• **What the task requires**
Without including any pictures, write out the listing below exactly.

• **Extracted records**
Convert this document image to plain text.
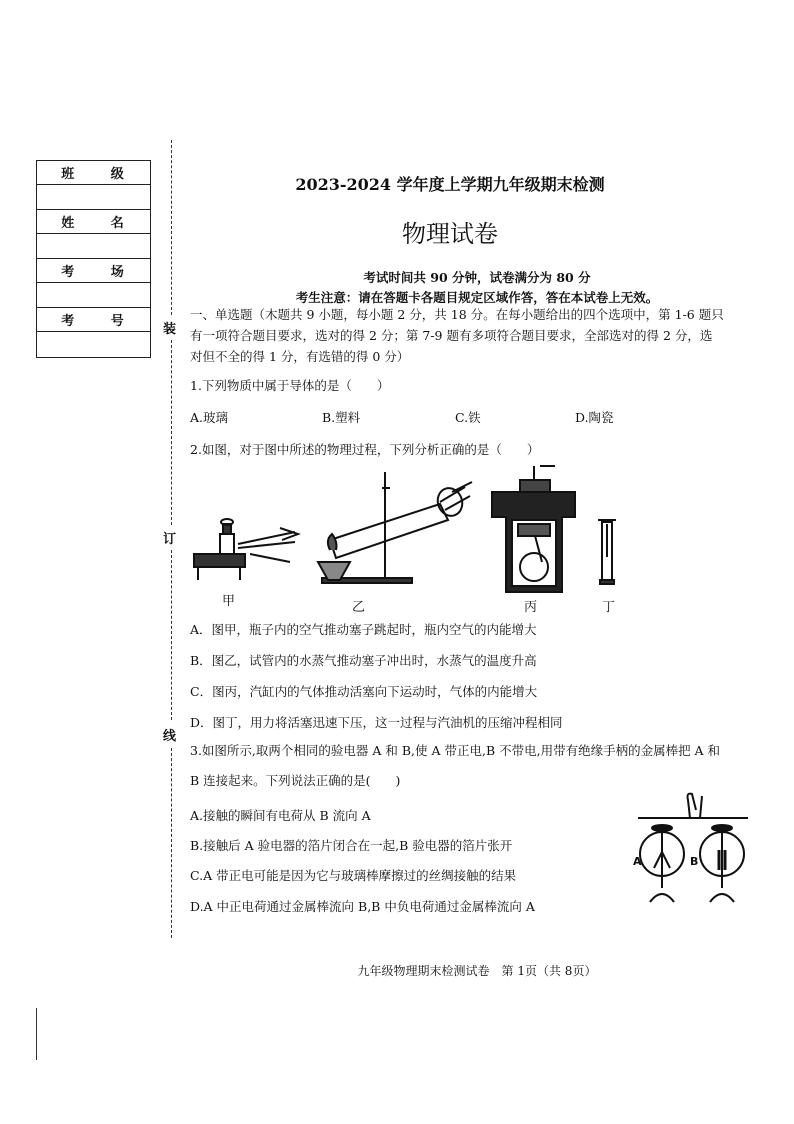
班 级
姓 名
考 场
考 号
装
订
线
2023-2024 学年度上学期九年级期末检测
物理试卷
考试时间共 90 分钟，试卷满分为 80 分
考生注意：请在答题卡各题目规定区域作答，答在本试卷上无效。
一、单选题（木题共 9 小题，每小题 2 分，共 18 分。在每小题给出的四个选项中，第 1-6 题只
有一项符合题目要求，选对的得 2 分；第 7-9 题有多项符合题目要求，全部选对的得 2 分，选
对但不全的得 1 分，有选错的得 0 分）
1.下列物质中属于导体的是（　　）
A.玻璃	B.塑料	C.铁	D.陶瓷
2.如图，对于图中所述的物理过程，下列分析正确的是（　　）
甲	乙	丙	丁
A．图甲，瓶子内的空气推动塞子跳起时，瓶内空气的内能增大
B．图乙，试管内的水蒸气推动塞子冲出时，水蒸气的温度升高
C．图丙，汽缸内的气体推动活塞向下运动时，气体的内能增大
D．图丁，用力将活塞迅速下压，这一过程与汽油机的压缩冲程相同
3.如图所示,取两个相同的验电器 A 和 B,使 A 带正电,B 不带电,用带有绝缘手柄的金属棒把 A 和
B 连接起来。下列说法正确的是(　　)
A.接触的瞬间有电荷从 B 流向 A
B.接触后 A 验电器的箔片闭合在一起,B 验电器的箔片张开
C.A 带正电可能是因为它与玻璃棒摩擦过的丝绸接触的结果
D.A 中正电荷通过金属棒流向 B,B 中负电荷通过金属棒流向 A
A	B
九年级物理期末检测试卷　第 1页（共 8页）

• **Reply to the exercise**
Convert this document image to plain text.
班 级
姓 名
考 场
考 号
装
订
线
2023-2024 学年度上学期九年级期末检测
物理试卷
考试时间共 90 分钟，试卷满分为 80 分
考生注意：请在答题卡各题目规定区域作答，答在本试卷上无效。
一、单选题（木题共 9 小题，每小题 2 分，共 18 分。在每小题给出的四个选项中，第 1-6 题只
有一项符合题目要求，选对的得 2 分；第 7-9 题有多项符合题目要求，全部选对的得 2 分，选
对但不全的得 1 分，有选错的得 0 分）
1.下列物质中属于导体的是（　　）
A.玻璃	B.塑料	C.铁	D.陶瓷
2.如图，对于图中所述的物理过程，下列分析正确的是（　　）
甲	乙	丙	丁
A．图甲，瓶子内的空气推动塞子跳起时，瓶内空气的内能增大
B．图乙，试管内的水蒸气推动塞子冲出时，水蒸气的温度升高
C．图丙，汽缸内的气体推动活塞向下运动时，气体的内能增大
D．图丁，用力将活塞迅速下压，这一过程与汽油机的压缩冲程相同
3.如图所示,取两个相同的验电器 A 和 B,使 A 带正电,B 不带电,用带有绝缘手柄的金属棒把 A 和
B 连接起来。下列说法正确的是(　　)
A.接触的瞬间有电荷从 B 流向 A
B.接触后 A 验电器的箔片闭合在一起,B 验电器的箔片张开
C.A 带正电可能是因为它与玻璃棒摩擦过的丝绸接触的结果
D.A 中正电荷通过金属棒流向 B,B 中负电荷通过金属棒流向 A
A	B
九年级物理期末检测试卷　第 1页（共 8页）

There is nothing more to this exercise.